- **Material shown**

+++

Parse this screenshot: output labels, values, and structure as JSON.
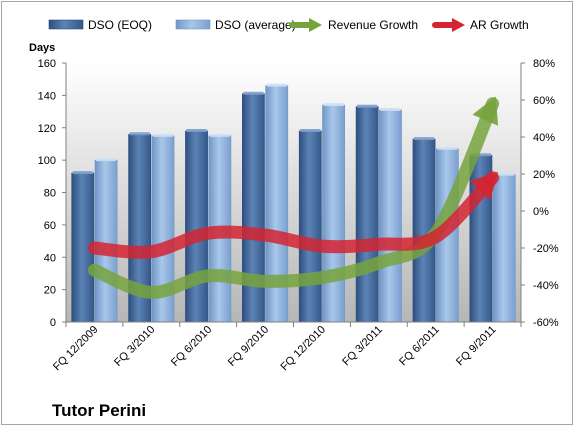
{
  "chart_data": {
    "type": "bar",
    "categories": [
      "FQ 12/2009",
      "FQ 3/2010",
      "FQ 6/2010",
      "FQ 9/2010",
      "FQ 12/2010",
      "FQ 3/2011",
      "FQ 6/2011",
      "FQ 9/2011"
    ],
    "series": [
      {
        "name": "DSO (EOQ)",
        "axis": "left",
        "kind": "bar",
        "color": "#4a6fa0",
        "values": [
          92,
          116,
          118,
          141,
          118,
          133,
          113,
          103
        ]
      },
      {
        "name": "DSO (average)",
        "axis": "left",
        "kind": "bar",
        "color": "#8fb2dc",
        "values": [
          100,
          115,
          115,
          146,
          134,
          131,
          107,
          91
        ]
      },
      {
        "name": "Revenue Growth",
        "axis": "right",
        "kind": "line",
        "color": "#77a33d",
        "values": [
          -32,
          -44,
          -35,
          -38,
          -36,
          -28,
          -12,
          58
        ]
      },
      {
        "name": "AR Growth",
        "axis": "right",
        "kind": "line",
        "color": "#d42531",
        "values": [
          -20,
          -22,
          -12,
          -13,
          -19,
          -18,
          -14,
          18
        ]
      }
    ],
    "ylabel": "Days",
    "ylim": [
      0,
      160
    ],
    "yticks": [
      0,
      20,
      40,
      60,
      80,
      100,
      120,
      140,
      160
    ],
    "y2lim": [
      -60,
      80
    ],
    "y2ticks": [
      "-60%",
      "-40%",
      "-20%",
      "0%",
      "20%",
      "40%",
      "60%",
      "80%"
    ],
    "grid": false,
    "legend": "top",
    "company": "Tutor Perini"
  }
}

+++

- **Written request**
Except for the pictures, copy the material above exactly.

- **Exercise result**
Parse this screenshot: output labels, values, and structure as JSON.
{
  "chart_data": {
    "type": "bar",
    "categories": [
      "FQ 12/2009",
      "FQ 3/2010",
      "FQ 6/2010",
      "FQ 9/2010",
      "FQ 12/2010",
      "FQ 3/2011",
      "FQ 6/2011",
      "FQ 9/2011"
    ],
    "series": [
      {
        "name": "DSO (EOQ)",
        "axis": "left",
        "kind": "bar",
        "color": "#4a6fa0",
        "values": [
          92,
          116,
          118,
          141,
          118,
          133,
          113,
          103
        ]
      },
      {
        "name": "DSO (average)",
        "axis": "left",
        "kind": "bar",
        "color": "#8fb2dc",
        "values": [
          100,
          115,
          115,
          146,
          134,
          131,
          107,
          91
        ]
      },
      {
        "name": "Revenue Growth",
        "axis": "right",
        "kind": "line",
        "color": "#77a33d",
        "values": [
          -32,
          -44,
          -35,
          -38,
          -36,
          -28,
          -12,
          58
        ]
      },
      {
        "name": "AR Growth",
        "axis": "right",
        "kind": "line",
        "color": "#d42531",
        "values": [
          -20,
          -22,
          -12,
          -13,
          -19,
          -18,
          -14,
          18
        ]
      }
    ],
    "ylabel": "Days",
    "ylim": [
      0,
      160
    ],
    "yticks": [
      0,
      20,
      40,
      60,
      80,
      100,
      120,
      140,
      160
    ],
    "y2lim": [
      -60,
      80
    ],
    "y2ticks": [
      "-60%",
      "-40%",
      "-20%",
      "0%",
      "20%",
      "40%",
      "60%",
      "80%"
    ],
    "grid": false,
    "legend": "top",
    "company": "Tutor Perini"
  }
}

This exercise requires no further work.